TEXT UNDER STUDY:
++++++++++++++++++++

Untitled, From Changing Chicago Project

Maker Degrane, Lloyd American, b. 1948
Date1985-1988
Credit LineGift of Jack A. Jaffe, Focus/Infinity Fund
Object number1995:125
Collections
  • On Chicago
About the ArtistLloyd DeGrane is a Chicago-based freelance photographer specializing in portraiture and location photography. He has also done a number of documentary projects on subjects such as the prison system and the Americans' relationship with their lawns. For the Changing Chicago documentary project in the late 1980s, DeGrane photographed people watching television on Chicago's South Side, its southern suburbs, and the nearby areas of northwest Indiana. DeGrane states, "I feel like a pilgrim in search of a sacred object; in this case the TV set is the guiding light… I asked these people if I could 'stop over' during their favorite TV program. I watched them, for a while, then I stood up and walked around the room. I became the viewer of the TV watcher, and when the signal came in clear to me, I made my photograph."

One of the largest documentary photography projects ever organized in an American city, Changing Chicago commissioned thirty-three photographers to document life throughout Chicago's diverse urban and suburban neighborhoods. The project was launched in 1987 to commemorate the 150th anniversary of the invention of photography and the 50th anniversary of the Farm Security Administration documentary project, which provides its inspirational model. Changing Chicago honors the tradition of the FSA project, but it moved away from its predecessor's ambition of inspiring social change towards the more general goal of providing a nuanced description of the human experience in a particular geographic area. Sponsored by the Focus/Infinity Fund of Chicago, the project was organized with the support of the Museum of Contemporary Photography, the Art Institute of Chicago, the Field Museum of Natural History, the Chicago Historical Society, and the Chicago Office of Fine Arts, Chicago Public Library Cultural Center. In the spring of 1989, the five institutions mounted concurrent exhibitions devoted to the project.

++++++++++++++++++++

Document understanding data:
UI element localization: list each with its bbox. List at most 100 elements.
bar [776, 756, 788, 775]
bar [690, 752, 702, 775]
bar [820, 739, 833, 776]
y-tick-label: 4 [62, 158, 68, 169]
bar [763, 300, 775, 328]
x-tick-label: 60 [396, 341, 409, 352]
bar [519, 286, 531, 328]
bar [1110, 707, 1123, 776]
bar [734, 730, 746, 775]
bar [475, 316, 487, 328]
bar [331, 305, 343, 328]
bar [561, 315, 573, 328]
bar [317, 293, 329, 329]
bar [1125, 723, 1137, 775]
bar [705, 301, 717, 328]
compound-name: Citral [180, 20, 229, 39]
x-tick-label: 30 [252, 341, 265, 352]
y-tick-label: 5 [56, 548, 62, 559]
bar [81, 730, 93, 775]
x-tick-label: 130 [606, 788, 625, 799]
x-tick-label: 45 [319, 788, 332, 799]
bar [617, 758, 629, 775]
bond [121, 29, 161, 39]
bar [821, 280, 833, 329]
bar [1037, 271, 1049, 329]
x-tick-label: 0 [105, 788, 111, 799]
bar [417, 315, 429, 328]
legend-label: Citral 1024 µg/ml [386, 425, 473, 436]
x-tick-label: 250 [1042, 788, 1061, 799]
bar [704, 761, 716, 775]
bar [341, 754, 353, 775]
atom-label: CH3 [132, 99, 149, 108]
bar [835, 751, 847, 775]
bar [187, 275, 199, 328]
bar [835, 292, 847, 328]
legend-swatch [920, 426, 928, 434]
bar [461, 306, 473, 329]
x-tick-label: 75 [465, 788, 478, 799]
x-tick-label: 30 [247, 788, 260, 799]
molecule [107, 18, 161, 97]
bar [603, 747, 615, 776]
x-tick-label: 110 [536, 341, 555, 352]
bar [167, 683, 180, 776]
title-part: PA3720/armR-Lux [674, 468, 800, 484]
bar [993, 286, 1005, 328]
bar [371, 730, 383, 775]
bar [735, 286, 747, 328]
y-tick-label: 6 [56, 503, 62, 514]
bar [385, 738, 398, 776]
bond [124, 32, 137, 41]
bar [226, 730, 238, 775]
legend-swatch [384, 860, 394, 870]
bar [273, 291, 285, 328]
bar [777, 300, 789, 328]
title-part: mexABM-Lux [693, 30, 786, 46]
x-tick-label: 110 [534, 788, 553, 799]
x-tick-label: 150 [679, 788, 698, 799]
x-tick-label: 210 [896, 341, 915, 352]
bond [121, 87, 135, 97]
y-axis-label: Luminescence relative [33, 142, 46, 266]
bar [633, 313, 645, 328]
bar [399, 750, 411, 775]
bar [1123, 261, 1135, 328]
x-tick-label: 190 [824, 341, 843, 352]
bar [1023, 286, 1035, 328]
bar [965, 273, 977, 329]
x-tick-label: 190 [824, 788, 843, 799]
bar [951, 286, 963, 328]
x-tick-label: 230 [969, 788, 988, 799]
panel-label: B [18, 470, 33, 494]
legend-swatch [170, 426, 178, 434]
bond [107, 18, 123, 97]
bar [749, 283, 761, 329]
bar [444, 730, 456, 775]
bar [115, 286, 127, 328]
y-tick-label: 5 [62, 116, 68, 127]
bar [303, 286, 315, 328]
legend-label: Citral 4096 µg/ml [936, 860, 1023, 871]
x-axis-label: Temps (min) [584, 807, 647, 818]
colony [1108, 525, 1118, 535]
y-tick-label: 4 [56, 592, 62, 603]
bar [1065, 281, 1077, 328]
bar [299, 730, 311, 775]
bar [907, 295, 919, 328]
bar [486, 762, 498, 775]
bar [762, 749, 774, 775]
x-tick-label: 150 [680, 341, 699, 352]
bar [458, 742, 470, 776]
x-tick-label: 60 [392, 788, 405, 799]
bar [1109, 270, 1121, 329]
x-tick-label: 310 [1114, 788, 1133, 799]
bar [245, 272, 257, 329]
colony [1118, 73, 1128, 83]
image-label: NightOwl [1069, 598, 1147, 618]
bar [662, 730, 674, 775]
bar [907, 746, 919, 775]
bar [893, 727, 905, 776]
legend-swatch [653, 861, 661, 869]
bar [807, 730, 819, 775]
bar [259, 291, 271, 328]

++++++++++++++++++++

ABOUT THIS EXERCISE:
Answer these from the text about the Changing Chicago photograph:
(a) How many photographers did Changing Chicago commission?
(b) Where did DeGrane photograph people watching television?
(c) When did the five institutions put on their exhibitions about the project?

WRITTEN ANSWER:
(a) Thirty-three.
(b) On Chicago's South Side, in its southern suburbs, and in nearby areas of northwest Indiana.
(c) In the spring of 1989.